**Instructions for the task**.
Where a line contains the string "后半篇文章", copy that line.

________________

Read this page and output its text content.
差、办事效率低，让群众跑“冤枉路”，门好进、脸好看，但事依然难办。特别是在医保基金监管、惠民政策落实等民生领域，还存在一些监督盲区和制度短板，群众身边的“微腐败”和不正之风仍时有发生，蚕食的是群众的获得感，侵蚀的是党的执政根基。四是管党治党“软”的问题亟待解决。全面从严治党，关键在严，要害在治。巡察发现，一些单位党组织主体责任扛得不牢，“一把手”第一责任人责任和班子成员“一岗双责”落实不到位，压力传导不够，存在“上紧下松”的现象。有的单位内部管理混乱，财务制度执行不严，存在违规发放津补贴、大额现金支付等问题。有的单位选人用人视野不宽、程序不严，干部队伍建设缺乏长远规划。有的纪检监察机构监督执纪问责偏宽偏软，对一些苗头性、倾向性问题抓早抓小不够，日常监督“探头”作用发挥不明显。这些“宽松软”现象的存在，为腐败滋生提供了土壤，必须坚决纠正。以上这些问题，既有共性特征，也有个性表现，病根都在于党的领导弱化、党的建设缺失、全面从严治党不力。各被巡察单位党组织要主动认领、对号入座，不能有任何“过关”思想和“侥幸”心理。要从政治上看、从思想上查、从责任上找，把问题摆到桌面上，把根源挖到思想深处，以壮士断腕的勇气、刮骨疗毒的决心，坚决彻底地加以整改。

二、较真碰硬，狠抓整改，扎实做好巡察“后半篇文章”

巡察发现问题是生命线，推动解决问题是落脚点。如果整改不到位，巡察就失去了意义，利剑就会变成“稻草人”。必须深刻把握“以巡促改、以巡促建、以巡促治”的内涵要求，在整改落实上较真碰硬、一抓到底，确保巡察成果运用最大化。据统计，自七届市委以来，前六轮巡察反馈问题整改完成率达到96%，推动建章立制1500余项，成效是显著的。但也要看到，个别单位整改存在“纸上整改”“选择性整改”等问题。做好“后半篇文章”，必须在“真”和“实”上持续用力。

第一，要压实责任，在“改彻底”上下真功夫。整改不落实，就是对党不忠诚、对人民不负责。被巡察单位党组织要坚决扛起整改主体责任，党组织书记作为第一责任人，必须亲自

________________

**Expected output**.
二、较真碰硬，狠抓整改，扎实做好巡察“后半篇文章”
巡察发现问题是生命线，推动解决问题是落脚点。如果整改不到位，巡察就失去了意义，利剑就会变成“稻草人”。必须深刻把握“以巡促改、以巡促建、以巡促治”的内涵要求，在整改落实上较真碰硬、一抓到底，确保巡察成果运用最大化。据统计，自七届市委以来，前六轮巡察反馈问题整改完成率达到96%，推动建章立制1500余项，成效是显著的。但也要看到，个别单位整改存在“纸上整改”“选择性整改”等问题。做好“后半篇文章”，必须在“真”和“实”上持续用力。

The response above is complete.